— BEGIN Provided records —
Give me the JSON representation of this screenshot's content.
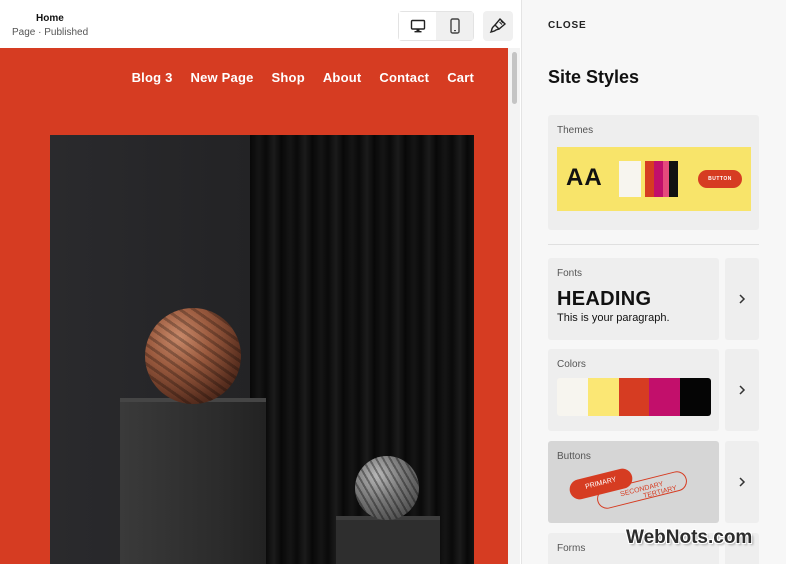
{
  "topbar": {
    "page_title": "Home",
    "page_status": "Page · Published"
  },
  "site": {
    "nav": [
      "Blog 3",
      "New Page",
      "Shop",
      "About",
      "Contact",
      "Cart"
    ],
    "background": "#d63c22"
  },
  "panel": {
    "close_label": "CLOSE",
    "title": "Site Styles",
    "themes": {
      "label": "Themes",
      "preview_aa": "AA",
      "preview_button": "BUTTON",
      "colors": [
        "#f8e46a",
        "#f7f5ef",
        "#d63c22",
        "#c20f6b",
        "#111111"
      ]
    },
    "fonts": {
      "label": "Fonts",
      "heading": "HEADING",
      "paragraph": "This is your paragraph."
    },
    "colors": {
      "label": "Colors",
      "swatches": [
        "#f7f5ef",
        "#fbe774",
        "#d63c22",
        "#c20f6b",
        "#050505"
      ]
    },
    "buttons": {
      "label": "Buttons",
      "primary": "PRIMARY",
      "secondary": "SECONDARY",
      "tertiary": "TERTIARY"
    },
    "forms": {
      "label": "Forms"
    }
  },
  "icons": {
    "desktop": "desktop-icon",
    "mobile": "mobile-icon",
    "brush": "paintbrush-icon",
    "chevron": "chevron-right-icon"
  },
  "watermark": "WebNots.com"
}
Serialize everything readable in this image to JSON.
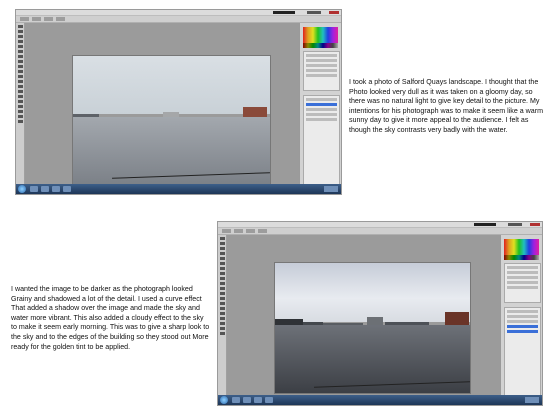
{
  "slides": [
    {
      "caption": "I took a photo of Salford Quays landscape. I thought that the Photo looked very dull as it was taken on a gloomy day, so there was no natural light to give key detail to the picture. My intentions for his photograph was to make it seem like a warm sunny day to give it more appeal to the audience. I felt as though the sky contrasts very badly with the water.",
      "screenshot": {
        "app": "photo-editor",
        "photo": "salford-quays-original",
        "selected_layer_index": 1
      }
    },
    {
      "caption": "I wanted the image to be darker as the photograph looked Grainy and shadowed a lot of the detail. I used a curve effect That added a shadow over the image and made the sky and water more vibrant. This also added a cloudy effect to the sky to make it seem early morning.  This was to give a sharp look to the sky and to the edges of the building so they stood out More ready for the golden tint to be applied.",
      "screenshot": {
        "app": "photo-editor",
        "photo": "salford-quays-edited",
        "selected_layer_index": 3
      }
    }
  ],
  "colors": {
    "page_background": "#ffffff",
    "workspace_gray": "#9b9b9b",
    "taskbar_blue": "#2a4a72",
    "selection_blue": "#3a6fd8"
  }
}
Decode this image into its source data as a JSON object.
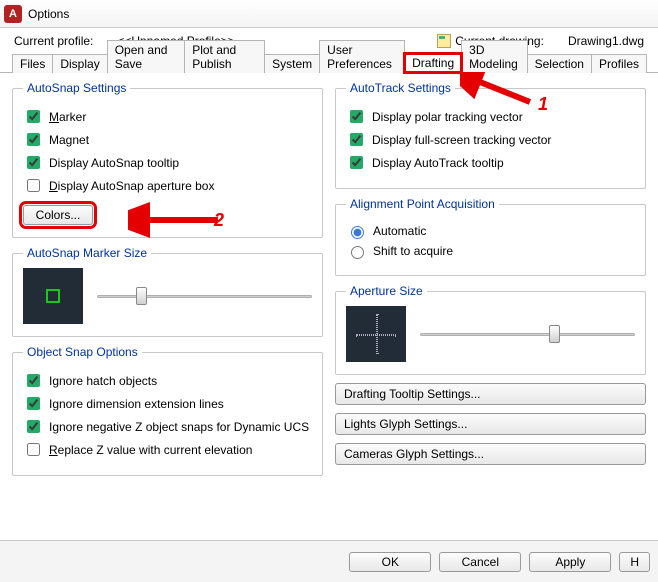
— END Provided records —
# Your objective
Output all of the records exactly as they appear above, but not the pictures.

# Correct result
Give me the JSON representation of this screenshot's content.
{
  "topbar": {
    "page_title": "Home",
    "page_status": "Page · Published"
  },
  "site": {
    "nav": [
      "Blog 3",
      "New Page",
      "Shop",
      "About",
      "Contact",
      "Cart"
    ],
    "background": "#d63c22"
  },
  "panel": {
    "close_label": "CLOSE",
    "title": "Site Styles",
    "themes": {
      "label": "Themes",
      "preview_aa": "AA",
      "preview_button": "BUTTON",
      "colors": [
        "#f8e46a",
        "#f7f5ef",
        "#d63c22",
        "#c20f6b",
        "#111111"
      ]
    },
    "fonts": {
      "label": "Fonts",
      "heading": "HEADING",
      "paragraph": "This is your paragraph."
    },
    "colors": {
      "label": "Colors",
      "swatches": [
        "#f7f5ef",
        "#fbe774",
        "#d63c22",
        "#c20f6b",
        "#050505"
      ]
    },
    "buttons": {
      "label": "Buttons",
      "primary": "PRIMARY",
      "secondary": "SECONDARY",
      "tertiary": "TERTIARY"
    },
    "forms": {
      "label": "Forms"
    }
  },
  "icons": {
    "desktop": "desktop-icon",
    "mobile": "mobile-icon",
    "brush": "paintbrush-icon",
    "chevron": "chevron-right-icon"
  },
  "watermark": "WebNots.com"
}
Serialize everything readable in this image to JSON.
{
  "slides": [
    {
      "caption": "I took a photo of Salford Quays landscape. I thought that the Photo looked very dull as it was taken on a gloomy day, so there was no natural light to give key detail to the picture. My intentions for his photograph was to make it seem like a warm sunny day to give it more appeal to the audience. I felt as though the sky contrasts very badly with the water.",
      "screenshot": {
        "app": "photo-editor",
        "photo": "salford-quays-original",
        "selected_layer_index": 1
      }
    },
    {
      "caption": "I wanted the image to be darker as the photograph looked Grainy and shadowed a lot of the detail. I used a curve effect That added a shadow over the image and made the sky and water more vibrant. This also added a cloudy effect to the sky to make it seem early morning.  This was to give a sharp look to the sky and to the edges of the building so they stood out More ready for the golden tint to be applied.",
      "screenshot": {
        "app": "photo-editor",
        "photo": "salford-quays-edited",
        "selected_layer_index": 3
      }
    }
  ],
  "colors": {
    "page_background": "#ffffff",
    "workspace_gray": "#9b9b9b",
    "taskbar_blue": "#2a4a72",
    "selection_blue": "#3a6fd8"
  }
}
Decode this image into its source data as a JSON object.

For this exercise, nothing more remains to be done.